• _Aim_: Return every line of the listing below without changing a single character.

• _Stored data_:
──────
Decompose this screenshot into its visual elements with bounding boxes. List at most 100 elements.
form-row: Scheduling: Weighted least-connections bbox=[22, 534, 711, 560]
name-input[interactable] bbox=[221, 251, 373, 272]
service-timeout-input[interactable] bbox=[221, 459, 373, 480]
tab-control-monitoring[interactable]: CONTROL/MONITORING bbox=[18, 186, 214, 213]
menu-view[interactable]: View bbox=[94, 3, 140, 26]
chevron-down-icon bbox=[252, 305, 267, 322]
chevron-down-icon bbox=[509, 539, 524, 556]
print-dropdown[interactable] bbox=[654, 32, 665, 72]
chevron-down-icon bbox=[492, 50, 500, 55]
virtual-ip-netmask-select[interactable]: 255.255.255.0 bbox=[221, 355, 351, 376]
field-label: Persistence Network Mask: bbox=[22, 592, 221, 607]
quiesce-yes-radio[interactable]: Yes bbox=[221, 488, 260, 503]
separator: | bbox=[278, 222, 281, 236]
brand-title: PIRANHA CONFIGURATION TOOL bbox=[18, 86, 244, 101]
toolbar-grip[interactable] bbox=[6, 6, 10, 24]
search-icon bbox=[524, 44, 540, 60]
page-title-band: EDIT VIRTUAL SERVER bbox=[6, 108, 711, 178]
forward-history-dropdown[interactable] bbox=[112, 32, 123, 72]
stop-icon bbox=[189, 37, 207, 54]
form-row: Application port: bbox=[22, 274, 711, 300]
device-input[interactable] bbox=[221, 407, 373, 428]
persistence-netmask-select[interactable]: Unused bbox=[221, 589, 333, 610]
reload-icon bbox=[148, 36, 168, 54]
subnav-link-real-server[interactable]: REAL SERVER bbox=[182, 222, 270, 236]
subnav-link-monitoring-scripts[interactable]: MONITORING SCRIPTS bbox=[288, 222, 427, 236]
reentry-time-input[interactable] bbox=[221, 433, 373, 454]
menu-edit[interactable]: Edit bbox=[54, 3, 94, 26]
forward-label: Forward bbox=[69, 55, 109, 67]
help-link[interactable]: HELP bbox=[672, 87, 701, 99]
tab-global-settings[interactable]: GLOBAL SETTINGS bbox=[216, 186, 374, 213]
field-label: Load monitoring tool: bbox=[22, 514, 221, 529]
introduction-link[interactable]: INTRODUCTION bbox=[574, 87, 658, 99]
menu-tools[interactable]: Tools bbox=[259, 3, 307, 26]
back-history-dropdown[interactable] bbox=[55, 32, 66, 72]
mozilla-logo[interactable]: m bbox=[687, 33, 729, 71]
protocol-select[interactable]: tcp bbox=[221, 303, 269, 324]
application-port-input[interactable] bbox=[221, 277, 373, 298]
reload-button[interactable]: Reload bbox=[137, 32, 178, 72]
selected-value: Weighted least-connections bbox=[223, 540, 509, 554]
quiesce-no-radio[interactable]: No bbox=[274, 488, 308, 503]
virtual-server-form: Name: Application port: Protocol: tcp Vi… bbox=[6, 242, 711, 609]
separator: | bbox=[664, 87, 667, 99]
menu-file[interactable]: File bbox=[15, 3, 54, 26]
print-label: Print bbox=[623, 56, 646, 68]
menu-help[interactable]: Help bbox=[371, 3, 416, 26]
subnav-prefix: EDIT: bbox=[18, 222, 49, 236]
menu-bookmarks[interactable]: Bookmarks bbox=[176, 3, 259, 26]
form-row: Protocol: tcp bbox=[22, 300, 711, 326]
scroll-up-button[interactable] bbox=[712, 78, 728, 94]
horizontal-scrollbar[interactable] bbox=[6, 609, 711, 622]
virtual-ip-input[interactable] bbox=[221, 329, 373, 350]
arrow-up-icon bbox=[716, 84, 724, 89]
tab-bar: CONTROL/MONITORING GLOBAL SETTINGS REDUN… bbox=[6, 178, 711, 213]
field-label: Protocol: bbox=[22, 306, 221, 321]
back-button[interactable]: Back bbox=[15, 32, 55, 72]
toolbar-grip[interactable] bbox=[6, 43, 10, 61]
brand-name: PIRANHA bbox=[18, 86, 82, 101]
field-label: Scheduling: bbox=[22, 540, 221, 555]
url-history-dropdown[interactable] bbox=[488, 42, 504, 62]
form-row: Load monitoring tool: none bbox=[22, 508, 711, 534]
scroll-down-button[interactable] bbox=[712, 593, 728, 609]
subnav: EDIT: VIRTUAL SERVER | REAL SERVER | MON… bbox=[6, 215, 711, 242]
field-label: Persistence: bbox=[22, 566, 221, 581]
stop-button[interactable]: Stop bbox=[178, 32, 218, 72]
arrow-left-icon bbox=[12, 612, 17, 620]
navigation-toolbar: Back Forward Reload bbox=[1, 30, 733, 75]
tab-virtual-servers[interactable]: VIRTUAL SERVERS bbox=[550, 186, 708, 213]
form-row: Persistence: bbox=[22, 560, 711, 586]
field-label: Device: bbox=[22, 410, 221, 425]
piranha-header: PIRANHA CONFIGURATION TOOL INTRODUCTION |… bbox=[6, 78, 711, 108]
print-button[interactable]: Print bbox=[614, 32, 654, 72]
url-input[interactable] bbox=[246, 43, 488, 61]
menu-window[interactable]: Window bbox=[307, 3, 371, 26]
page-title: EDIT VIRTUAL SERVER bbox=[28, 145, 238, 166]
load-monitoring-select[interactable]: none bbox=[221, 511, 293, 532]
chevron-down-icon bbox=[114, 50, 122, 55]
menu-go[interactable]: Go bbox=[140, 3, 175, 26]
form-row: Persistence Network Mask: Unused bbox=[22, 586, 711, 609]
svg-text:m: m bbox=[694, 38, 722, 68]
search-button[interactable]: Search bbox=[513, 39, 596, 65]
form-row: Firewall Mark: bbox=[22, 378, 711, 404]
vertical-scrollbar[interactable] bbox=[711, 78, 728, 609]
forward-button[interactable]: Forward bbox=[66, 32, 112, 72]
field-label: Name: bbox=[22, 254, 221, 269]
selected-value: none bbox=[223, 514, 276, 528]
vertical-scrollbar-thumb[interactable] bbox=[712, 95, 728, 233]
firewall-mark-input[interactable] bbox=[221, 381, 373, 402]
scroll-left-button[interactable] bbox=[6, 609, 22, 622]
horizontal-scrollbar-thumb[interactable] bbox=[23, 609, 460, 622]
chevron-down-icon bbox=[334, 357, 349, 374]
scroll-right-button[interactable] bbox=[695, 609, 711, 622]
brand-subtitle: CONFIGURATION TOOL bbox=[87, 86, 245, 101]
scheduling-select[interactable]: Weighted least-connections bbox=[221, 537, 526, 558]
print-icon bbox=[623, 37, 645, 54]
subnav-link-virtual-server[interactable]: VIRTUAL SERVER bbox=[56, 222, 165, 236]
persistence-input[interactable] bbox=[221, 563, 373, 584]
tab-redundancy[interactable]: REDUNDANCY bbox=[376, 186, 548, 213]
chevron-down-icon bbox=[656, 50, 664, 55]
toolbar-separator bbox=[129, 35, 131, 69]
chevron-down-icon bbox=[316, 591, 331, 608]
──────
• _Task result_:
Decompose this screenshot into its visual elements with bounding boxes. List at most 100 elements.
form-row: Scheduling: Weighted least-connections bbox=[22, 534, 711, 560]
name-input[interactable] bbox=[221, 251, 373, 272]
service-timeout-input[interactable] bbox=[221, 459, 373, 480]
tab-control-monitoring[interactable]: CONTROL/MONITORING bbox=[18, 186, 214, 213]
menu-view[interactable]: View bbox=[94, 3, 140, 26]
chevron-down-icon bbox=[252, 305, 267, 322]
chevron-down-icon bbox=[509, 539, 524, 556]
print-dropdown[interactable] bbox=[654, 32, 665, 72]
chevron-down-icon bbox=[492, 50, 500, 55]
virtual-ip-netmask-select[interactable]: 255.255.255.0 bbox=[221, 355, 351, 376]
field-label: Persistence Network Mask: bbox=[22, 592, 221, 607]
quiesce-yes-radio[interactable]: Yes bbox=[221, 488, 260, 503]
separator: | bbox=[278, 222, 281, 236]
brand-title: PIRANHA CONFIGURATION TOOL bbox=[18, 86, 244, 101]
toolbar-grip[interactable] bbox=[6, 6, 10, 24]
search-icon bbox=[524, 44, 540, 60]
page-title-band: EDIT VIRTUAL SERVER bbox=[6, 108, 711, 178]
forward-history-dropdown[interactable] bbox=[112, 32, 123, 72]
stop-icon bbox=[189, 37, 207, 54]
form-row: Application port: bbox=[22, 274, 711, 300]
device-input[interactable] bbox=[221, 407, 373, 428]
persistence-netmask-select[interactable]: Unused bbox=[221, 589, 333, 610]
reload-icon bbox=[148, 36, 168, 54]
subnav-link-real-server[interactable]: REAL SERVER bbox=[182, 222, 270, 236]
subnav-link-monitoring-scripts[interactable]: MONITORING SCRIPTS bbox=[288, 222, 427, 236]
reentry-time-input[interactable] bbox=[221, 433, 373, 454]
menu-edit[interactable]: Edit bbox=[54, 3, 94, 26]
forward-label: Forward bbox=[69, 55, 109, 67]
help-link[interactable]: HELP bbox=[672, 87, 701, 99]
tab-global-settings[interactable]: GLOBAL SETTINGS bbox=[216, 186, 374, 213]
field-label: Load monitoring tool: bbox=[22, 514, 221, 529]
introduction-link[interactable]: INTRODUCTION bbox=[574, 87, 658, 99]
menu-tools[interactable]: Tools bbox=[259, 3, 307, 26]
back-history-dropdown[interactable] bbox=[55, 32, 66, 72]
mozilla-logo[interactable]: m bbox=[687, 33, 729, 71]
protocol-select[interactable]: tcp bbox=[221, 303, 269, 324]
application-port-input[interactable] bbox=[221, 277, 373, 298]
reload-button[interactable]: Reload bbox=[137, 32, 178, 72]
selected-value: Weighted least-connections bbox=[223, 540, 509, 554]
quiesce-no-radio[interactable]: No bbox=[274, 488, 308, 503]
virtual-server-form: Name: Application port: Protocol: tcp Vi… bbox=[6, 242, 711, 609]
separator: | bbox=[664, 87, 667, 99]
menu-file[interactable]: File bbox=[15, 3, 54, 26]
print-label: Print bbox=[623, 56, 646, 68]
menu-help[interactable]: Help bbox=[371, 3, 416, 26]
subnav-prefix: EDIT: bbox=[18, 222, 49, 236]
menu-bookmarks[interactable]: Bookmarks bbox=[176, 3, 259, 26]
form-row: Protocol: tcp bbox=[22, 300, 711, 326]
scroll-up-button[interactable] bbox=[712, 78, 728, 94]
horizontal-scrollbar[interactable] bbox=[6, 609, 711, 622]
virtual-ip-input[interactable] bbox=[221, 329, 373, 350]
arrow-up-icon bbox=[716, 84, 724, 89]
tab-bar: CONTROL/MONITORING GLOBAL SETTINGS REDUN… bbox=[6, 178, 711, 213]
field-label: Protocol: bbox=[22, 306, 221, 321]
back-button[interactable]: Back bbox=[15, 32, 55, 72]
toolbar-grip[interactable] bbox=[6, 43, 10, 61]
brand-name: PIRANHA bbox=[18, 86, 82, 101]
field-label: Scheduling: bbox=[22, 540, 221, 555]
url-history-dropdown[interactable] bbox=[488, 42, 504, 62]
form-row: Load monitoring tool: none bbox=[22, 508, 711, 534]
scroll-down-button[interactable] bbox=[712, 593, 728, 609]
subnav: EDIT: VIRTUAL SERVER | REAL SERVER | MON… bbox=[6, 215, 711, 242]
field-label: Persistence: bbox=[22, 566, 221, 581]
stop-button[interactable]: Stop bbox=[178, 32, 218, 72]
arrow-left-icon bbox=[12, 612, 17, 620]
navigation-toolbar: Back Forward Reload bbox=[1, 30, 733, 75]
tab-virtual-servers[interactable]: VIRTUAL SERVERS bbox=[550, 186, 708, 213]
form-row: Persistence: bbox=[22, 560, 711, 586]
field-label: Device: bbox=[22, 410, 221, 425]
piranha-header: PIRANHA CONFIGURATION TOOL INTRODUCTION |… bbox=[6, 78, 711, 108]
print-button[interactable]: Print bbox=[614, 32, 654, 72]
url-input[interactable] bbox=[246, 43, 488, 61]
menu-window[interactable]: Window bbox=[307, 3, 371, 26]
page-title: EDIT VIRTUAL SERVER bbox=[28, 145, 238, 166]
load-monitoring-select[interactable]: none bbox=[221, 511, 293, 532]
chevron-down-icon bbox=[114, 50, 122, 55]
menu-go[interactable]: Go bbox=[140, 3, 175, 26]
form-row: Persistence Network Mask: Unused bbox=[22, 586, 711, 609]
svg-text:m: m bbox=[694, 38, 722, 68]
search-button[interactable]: Search bbox=[513, 39, 596, 65]
form-row: Firewall Mark: bbox=[22, 378, 711, 404]
vertical-scrollbar[interactable] bbox=[711, 78, 728, 609]
forward-button[interactable]: Forward bbox=[66, 32, 112, 72]
field-label: Name: bbox=[22, 254, 221, 269]
selected-value: none bbox=[223, 514, 276, 528]
vertical-scrollbar-thumb[interactable] bbox=[712, 95, 728, 233]
firewall-mark-input[interactable] bbox=[221, 381, 373, 402]
scroll-left-button[interactable] bbox=[6, 609, 22, 622]
horizontal-scrollbar-thumb[interactable] bbox=[23, 609, 460, 622]
chevron-down-icon bbox=[334, 357, 349, 374]
scroll-right-button[interactable] bbox=[695, 609, 711, 622]
brand-subtitle: CONFIGURATION TOOL bbox=[87, 86, 245, 101]
scheduling-select[interactable]: Weighted least-connections bbox=[221, 537, 526, 558]
print-icon bbox=[623, 37, 645, 54]
subnav-link-virtual-server[interactable]: VIRTUAL SERVER bbox=[56, 222, 165, 236]
persistence-input[interactable] bbox=[221, 563, 373, 584]
tab-redundancy[interactable]: REDUNDANCY bbox=[376, 186, 548, 213]
chevron-down-icon bbox=[656, 50, 664, 55]
toolbar-separator bbox=[129, 35, 131, 69]
chevron-down-icon bbox=[316, 591, 331, 608]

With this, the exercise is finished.